▶ _TASK STATEMENT_:
Using the data beneath, show every line that includes the word "Product".

▶ _SOURCE DATA_:

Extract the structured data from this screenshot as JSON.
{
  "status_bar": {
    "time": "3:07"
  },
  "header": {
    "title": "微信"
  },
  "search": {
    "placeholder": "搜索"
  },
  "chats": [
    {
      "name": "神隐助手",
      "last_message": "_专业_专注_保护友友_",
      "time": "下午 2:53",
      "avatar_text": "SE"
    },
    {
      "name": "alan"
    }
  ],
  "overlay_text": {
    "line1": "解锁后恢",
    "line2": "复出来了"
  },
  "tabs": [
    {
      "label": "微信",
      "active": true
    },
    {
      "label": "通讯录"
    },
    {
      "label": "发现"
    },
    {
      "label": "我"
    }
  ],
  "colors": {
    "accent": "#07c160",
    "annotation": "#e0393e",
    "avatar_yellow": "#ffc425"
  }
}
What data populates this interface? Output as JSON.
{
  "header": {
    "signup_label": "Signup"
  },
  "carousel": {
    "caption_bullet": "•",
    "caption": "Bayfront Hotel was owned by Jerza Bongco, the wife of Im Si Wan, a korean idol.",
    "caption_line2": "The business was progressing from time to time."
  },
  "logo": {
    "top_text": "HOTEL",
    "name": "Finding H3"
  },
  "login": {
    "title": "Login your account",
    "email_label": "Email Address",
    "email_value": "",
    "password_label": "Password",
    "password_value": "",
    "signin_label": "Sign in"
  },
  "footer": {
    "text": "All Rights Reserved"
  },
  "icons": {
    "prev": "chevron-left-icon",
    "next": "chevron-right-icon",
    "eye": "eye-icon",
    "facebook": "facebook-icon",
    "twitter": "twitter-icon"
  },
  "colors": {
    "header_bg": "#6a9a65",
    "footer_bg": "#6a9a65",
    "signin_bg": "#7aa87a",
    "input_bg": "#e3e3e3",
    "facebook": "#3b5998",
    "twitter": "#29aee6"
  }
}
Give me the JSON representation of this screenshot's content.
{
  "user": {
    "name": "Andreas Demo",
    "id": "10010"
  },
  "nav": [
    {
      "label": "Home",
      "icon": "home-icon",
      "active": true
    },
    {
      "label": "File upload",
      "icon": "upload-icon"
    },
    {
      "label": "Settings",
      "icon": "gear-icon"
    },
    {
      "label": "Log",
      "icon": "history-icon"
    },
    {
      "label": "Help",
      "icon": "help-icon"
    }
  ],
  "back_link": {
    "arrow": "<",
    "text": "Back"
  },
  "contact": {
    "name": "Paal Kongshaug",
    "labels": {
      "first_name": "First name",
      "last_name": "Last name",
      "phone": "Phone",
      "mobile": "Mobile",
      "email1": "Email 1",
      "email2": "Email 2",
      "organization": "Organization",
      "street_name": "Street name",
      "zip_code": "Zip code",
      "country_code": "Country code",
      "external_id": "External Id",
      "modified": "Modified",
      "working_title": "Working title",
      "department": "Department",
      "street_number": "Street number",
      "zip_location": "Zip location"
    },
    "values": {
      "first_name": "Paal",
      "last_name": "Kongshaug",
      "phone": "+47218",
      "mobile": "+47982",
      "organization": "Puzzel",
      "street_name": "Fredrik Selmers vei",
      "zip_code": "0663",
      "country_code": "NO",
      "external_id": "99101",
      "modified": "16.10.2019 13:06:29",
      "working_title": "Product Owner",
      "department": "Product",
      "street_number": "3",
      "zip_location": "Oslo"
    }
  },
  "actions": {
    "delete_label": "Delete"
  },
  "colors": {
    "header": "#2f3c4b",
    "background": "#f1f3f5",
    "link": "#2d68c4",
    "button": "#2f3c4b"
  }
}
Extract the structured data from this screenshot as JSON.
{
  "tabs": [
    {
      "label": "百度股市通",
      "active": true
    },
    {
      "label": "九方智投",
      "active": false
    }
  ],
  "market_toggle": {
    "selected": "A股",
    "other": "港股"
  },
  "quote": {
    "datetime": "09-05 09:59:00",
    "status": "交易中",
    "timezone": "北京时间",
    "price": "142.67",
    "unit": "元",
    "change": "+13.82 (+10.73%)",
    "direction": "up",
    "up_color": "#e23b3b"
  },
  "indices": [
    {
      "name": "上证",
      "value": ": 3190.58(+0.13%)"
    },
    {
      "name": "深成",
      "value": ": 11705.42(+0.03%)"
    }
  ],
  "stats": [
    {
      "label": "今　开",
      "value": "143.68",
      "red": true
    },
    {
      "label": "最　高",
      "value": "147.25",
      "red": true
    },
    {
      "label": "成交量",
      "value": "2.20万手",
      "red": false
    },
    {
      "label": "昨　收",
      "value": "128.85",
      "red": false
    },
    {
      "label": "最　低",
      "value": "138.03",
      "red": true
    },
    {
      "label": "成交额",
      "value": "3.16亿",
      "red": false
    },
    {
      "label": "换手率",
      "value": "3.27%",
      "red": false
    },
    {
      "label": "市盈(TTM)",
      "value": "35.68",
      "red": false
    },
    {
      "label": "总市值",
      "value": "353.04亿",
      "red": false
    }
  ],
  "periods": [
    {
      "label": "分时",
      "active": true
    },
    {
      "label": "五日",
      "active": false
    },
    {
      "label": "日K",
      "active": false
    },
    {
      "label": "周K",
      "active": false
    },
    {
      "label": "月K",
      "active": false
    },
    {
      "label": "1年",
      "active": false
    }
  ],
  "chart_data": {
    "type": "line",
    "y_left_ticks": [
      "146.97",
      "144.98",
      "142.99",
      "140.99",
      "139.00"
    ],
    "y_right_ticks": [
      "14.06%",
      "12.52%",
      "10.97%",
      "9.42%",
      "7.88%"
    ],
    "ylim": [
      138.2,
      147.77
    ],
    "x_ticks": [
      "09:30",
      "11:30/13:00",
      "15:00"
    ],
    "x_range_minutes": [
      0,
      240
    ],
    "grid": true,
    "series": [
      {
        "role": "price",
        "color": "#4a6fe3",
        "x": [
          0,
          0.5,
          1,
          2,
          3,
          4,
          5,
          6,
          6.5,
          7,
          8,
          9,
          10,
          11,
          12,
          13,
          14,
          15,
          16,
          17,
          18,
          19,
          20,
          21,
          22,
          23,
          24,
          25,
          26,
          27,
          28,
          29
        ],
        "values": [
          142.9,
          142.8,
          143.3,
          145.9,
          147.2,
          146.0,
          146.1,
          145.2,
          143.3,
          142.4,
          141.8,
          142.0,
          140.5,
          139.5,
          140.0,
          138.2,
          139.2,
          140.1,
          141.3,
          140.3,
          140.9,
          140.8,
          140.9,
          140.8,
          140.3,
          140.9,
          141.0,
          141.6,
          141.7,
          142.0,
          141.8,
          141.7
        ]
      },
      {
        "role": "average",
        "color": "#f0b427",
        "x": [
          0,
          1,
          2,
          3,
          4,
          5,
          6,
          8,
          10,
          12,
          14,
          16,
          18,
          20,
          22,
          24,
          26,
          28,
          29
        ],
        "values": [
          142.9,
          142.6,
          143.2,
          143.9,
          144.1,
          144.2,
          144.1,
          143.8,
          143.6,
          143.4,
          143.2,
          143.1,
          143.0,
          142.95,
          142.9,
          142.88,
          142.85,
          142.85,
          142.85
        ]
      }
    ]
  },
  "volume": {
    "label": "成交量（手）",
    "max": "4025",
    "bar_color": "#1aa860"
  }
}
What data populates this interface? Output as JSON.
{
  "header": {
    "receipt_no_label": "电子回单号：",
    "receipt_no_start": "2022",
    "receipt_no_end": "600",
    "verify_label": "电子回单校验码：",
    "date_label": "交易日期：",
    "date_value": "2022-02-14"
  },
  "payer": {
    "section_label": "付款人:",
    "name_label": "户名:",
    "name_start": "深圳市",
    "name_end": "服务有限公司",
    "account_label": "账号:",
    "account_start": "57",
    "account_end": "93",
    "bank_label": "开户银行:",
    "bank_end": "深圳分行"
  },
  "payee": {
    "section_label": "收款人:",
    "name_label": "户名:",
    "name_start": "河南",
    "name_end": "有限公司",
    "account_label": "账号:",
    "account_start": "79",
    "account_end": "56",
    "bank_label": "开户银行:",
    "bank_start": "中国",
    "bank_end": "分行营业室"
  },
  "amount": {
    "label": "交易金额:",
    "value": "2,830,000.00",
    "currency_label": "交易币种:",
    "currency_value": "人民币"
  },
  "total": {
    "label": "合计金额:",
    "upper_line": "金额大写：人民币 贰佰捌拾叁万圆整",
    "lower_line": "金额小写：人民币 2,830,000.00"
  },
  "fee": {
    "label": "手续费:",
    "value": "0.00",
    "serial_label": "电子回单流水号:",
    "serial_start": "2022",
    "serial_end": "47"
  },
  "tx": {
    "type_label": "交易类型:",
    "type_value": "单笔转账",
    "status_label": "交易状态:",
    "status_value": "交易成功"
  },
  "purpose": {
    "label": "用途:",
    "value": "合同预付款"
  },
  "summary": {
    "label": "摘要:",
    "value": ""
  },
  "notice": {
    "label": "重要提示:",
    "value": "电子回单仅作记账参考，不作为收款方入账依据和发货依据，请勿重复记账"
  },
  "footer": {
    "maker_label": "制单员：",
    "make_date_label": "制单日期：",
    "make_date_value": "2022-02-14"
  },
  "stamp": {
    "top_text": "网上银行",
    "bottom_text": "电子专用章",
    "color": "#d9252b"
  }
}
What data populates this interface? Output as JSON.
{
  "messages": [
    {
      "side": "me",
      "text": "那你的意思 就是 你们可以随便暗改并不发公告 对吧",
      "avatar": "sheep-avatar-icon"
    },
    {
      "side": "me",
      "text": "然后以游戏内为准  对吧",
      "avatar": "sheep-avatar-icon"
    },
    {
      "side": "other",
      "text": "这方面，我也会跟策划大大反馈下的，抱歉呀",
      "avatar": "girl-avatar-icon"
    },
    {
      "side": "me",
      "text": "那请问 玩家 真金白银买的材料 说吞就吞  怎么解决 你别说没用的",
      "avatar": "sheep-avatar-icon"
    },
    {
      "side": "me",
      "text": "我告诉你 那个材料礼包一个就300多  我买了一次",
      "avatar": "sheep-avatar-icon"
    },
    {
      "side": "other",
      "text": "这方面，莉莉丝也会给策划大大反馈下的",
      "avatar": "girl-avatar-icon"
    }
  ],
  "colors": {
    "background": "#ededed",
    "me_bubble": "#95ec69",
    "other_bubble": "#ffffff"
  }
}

▶ _WRITTEN SOLUTION_:
      "working_title": "Product Owner",
      "department": "Product",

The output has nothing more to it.